**Work to complete**
Your answer should be a single number: the count of lines holding the word "AQSID".

**Figure contents as structured data**
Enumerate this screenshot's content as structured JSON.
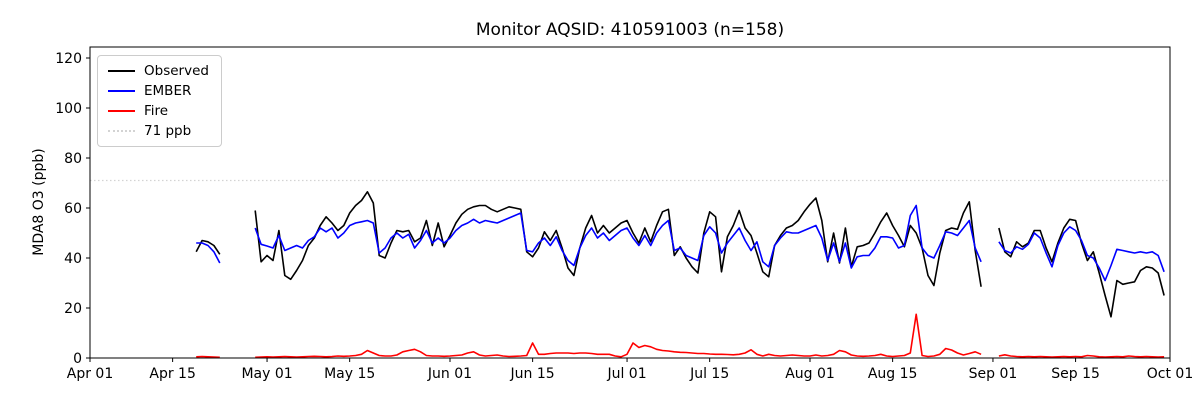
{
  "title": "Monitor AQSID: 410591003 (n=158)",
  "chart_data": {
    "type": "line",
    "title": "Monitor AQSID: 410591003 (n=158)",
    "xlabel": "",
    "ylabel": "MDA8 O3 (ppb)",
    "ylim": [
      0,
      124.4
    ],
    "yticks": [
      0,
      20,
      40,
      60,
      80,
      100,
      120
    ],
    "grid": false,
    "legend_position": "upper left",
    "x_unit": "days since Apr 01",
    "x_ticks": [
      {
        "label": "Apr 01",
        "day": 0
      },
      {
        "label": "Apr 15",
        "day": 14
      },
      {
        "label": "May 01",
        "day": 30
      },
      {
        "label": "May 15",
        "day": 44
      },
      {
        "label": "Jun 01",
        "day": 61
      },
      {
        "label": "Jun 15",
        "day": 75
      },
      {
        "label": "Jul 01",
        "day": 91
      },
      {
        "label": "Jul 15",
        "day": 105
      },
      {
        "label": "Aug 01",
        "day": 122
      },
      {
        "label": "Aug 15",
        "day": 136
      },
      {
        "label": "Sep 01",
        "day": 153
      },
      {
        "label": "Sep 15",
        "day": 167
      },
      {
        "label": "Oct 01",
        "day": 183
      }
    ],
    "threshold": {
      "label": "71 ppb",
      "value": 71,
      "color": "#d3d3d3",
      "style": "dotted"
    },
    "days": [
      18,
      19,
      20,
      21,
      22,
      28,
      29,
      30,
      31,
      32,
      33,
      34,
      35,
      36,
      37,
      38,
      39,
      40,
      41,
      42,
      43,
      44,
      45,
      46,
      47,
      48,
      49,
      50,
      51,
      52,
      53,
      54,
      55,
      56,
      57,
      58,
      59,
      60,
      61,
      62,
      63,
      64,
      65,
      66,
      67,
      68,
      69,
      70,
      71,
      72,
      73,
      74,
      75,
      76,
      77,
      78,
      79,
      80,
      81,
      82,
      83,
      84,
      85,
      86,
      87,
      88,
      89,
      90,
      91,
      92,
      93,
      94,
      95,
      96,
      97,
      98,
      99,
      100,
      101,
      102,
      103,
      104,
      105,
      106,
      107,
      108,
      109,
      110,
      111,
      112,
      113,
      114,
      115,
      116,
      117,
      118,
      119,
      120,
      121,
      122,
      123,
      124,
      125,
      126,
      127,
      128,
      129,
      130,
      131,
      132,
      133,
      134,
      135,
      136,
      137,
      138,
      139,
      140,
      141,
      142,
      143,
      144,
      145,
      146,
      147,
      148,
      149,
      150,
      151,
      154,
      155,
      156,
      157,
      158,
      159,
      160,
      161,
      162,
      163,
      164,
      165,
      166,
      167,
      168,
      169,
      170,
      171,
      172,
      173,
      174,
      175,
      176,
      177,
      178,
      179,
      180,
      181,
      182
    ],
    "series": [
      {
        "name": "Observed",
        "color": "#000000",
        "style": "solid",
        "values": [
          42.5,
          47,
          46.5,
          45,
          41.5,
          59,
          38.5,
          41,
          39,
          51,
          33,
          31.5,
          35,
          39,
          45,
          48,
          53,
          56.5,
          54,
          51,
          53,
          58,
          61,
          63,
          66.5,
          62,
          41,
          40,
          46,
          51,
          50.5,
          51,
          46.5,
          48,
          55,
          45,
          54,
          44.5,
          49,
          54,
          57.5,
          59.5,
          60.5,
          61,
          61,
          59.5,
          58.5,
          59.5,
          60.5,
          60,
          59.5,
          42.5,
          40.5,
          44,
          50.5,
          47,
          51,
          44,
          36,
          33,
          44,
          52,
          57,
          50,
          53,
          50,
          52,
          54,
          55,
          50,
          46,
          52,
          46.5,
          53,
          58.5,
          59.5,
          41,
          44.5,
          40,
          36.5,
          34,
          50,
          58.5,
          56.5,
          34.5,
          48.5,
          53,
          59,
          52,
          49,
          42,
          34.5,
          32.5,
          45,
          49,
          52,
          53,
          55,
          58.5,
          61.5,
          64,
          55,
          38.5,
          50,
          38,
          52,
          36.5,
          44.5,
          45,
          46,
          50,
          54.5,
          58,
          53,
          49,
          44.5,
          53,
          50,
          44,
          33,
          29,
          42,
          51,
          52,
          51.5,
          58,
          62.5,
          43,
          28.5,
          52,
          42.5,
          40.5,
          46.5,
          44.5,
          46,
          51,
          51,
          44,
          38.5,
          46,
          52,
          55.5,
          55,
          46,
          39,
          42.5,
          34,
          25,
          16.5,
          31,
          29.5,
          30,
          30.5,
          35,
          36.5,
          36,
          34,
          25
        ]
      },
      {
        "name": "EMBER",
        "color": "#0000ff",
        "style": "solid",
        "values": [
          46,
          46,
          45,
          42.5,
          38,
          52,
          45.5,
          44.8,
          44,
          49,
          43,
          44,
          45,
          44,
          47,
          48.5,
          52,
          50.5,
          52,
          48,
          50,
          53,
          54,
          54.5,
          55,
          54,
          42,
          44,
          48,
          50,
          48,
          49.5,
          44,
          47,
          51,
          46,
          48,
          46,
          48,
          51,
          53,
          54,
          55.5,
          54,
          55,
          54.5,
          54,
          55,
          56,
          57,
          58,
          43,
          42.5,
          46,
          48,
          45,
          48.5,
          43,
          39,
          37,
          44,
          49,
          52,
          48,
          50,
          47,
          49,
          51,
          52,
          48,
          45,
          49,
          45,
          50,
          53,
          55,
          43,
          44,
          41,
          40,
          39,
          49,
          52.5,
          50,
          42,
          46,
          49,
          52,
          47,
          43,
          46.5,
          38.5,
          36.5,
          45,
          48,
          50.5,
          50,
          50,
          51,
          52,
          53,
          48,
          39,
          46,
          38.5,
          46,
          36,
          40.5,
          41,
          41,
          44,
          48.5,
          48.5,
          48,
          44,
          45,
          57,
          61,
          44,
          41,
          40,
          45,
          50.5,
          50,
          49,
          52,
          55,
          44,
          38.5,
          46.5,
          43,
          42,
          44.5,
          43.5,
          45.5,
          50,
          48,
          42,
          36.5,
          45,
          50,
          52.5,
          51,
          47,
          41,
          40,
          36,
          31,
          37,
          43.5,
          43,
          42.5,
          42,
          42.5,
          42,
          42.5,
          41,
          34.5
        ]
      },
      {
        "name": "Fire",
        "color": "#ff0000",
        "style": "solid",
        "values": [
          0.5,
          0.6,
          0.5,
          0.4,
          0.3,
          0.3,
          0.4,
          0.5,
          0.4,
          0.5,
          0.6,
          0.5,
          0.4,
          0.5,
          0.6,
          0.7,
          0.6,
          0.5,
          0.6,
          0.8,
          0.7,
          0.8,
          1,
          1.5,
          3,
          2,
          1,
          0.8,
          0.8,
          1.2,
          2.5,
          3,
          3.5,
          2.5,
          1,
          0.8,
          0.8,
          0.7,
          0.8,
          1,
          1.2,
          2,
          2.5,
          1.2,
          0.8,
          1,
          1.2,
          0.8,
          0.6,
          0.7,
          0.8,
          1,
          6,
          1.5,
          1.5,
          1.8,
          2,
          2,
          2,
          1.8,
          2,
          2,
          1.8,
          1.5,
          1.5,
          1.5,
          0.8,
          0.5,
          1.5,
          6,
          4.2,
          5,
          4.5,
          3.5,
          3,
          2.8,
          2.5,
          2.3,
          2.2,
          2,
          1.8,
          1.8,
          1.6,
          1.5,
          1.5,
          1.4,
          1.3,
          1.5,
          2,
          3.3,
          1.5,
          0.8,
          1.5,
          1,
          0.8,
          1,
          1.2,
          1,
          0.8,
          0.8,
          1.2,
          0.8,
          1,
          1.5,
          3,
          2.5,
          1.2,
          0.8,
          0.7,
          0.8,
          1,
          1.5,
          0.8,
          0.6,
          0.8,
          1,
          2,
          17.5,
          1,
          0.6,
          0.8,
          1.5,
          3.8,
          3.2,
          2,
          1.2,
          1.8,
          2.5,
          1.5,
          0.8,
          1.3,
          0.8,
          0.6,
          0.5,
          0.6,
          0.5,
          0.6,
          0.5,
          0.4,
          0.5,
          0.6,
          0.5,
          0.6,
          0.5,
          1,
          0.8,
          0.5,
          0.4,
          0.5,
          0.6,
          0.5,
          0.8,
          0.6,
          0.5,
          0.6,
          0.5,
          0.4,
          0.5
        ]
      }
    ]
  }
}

**Finished exercise**
2